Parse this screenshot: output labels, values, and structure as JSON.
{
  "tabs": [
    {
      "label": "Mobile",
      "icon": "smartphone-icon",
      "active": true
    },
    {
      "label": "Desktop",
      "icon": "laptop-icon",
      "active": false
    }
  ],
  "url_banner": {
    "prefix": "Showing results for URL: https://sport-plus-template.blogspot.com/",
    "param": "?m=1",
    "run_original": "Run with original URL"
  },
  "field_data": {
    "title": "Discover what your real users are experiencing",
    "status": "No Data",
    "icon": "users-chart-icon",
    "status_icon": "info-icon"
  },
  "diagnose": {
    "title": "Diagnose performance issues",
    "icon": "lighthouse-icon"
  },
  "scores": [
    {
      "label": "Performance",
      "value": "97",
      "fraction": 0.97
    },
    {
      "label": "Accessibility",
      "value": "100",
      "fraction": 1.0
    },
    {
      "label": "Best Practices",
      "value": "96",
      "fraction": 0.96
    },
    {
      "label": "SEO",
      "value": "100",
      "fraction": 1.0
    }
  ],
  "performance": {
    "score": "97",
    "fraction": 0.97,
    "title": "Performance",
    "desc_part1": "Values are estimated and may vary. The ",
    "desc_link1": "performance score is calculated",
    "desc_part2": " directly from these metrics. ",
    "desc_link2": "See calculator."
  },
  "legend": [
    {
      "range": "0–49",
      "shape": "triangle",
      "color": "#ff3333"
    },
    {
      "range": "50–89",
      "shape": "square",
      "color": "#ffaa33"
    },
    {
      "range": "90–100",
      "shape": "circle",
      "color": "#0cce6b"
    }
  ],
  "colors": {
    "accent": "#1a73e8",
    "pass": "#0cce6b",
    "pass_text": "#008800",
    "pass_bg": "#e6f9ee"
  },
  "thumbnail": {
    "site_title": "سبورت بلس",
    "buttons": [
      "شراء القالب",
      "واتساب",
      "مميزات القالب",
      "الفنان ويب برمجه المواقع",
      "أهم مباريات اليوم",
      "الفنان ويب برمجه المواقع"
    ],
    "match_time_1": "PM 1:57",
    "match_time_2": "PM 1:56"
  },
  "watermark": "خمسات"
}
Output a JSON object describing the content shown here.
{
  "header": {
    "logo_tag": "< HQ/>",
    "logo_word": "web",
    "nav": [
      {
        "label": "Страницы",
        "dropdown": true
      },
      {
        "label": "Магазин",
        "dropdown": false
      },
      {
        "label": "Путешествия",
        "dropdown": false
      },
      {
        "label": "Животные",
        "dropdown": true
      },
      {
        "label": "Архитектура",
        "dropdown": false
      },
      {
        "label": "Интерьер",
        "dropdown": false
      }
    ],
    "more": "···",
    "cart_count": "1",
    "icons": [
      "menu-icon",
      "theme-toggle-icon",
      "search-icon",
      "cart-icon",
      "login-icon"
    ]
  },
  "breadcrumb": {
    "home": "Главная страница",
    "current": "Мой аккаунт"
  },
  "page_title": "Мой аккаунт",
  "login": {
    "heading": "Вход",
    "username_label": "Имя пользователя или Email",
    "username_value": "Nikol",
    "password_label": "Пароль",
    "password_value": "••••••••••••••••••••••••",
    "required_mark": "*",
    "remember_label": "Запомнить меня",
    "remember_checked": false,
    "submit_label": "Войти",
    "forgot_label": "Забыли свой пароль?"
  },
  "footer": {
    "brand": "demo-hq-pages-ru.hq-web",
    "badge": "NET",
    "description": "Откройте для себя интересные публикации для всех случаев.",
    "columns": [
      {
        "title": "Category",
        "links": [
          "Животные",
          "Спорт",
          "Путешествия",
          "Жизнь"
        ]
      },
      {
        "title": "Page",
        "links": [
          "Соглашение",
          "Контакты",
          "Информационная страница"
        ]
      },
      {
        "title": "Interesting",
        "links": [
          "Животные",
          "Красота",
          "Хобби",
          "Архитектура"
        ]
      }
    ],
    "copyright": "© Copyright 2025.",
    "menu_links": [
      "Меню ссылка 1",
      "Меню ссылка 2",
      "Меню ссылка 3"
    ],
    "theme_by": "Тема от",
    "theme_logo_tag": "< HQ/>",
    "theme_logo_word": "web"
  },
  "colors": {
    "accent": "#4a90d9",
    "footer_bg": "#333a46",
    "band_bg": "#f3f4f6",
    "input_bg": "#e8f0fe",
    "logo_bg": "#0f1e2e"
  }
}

- - - - -

Written task =>
State how many lines of the records above contain "ссылка", with no words besides the number.

Solution for this problem =>
3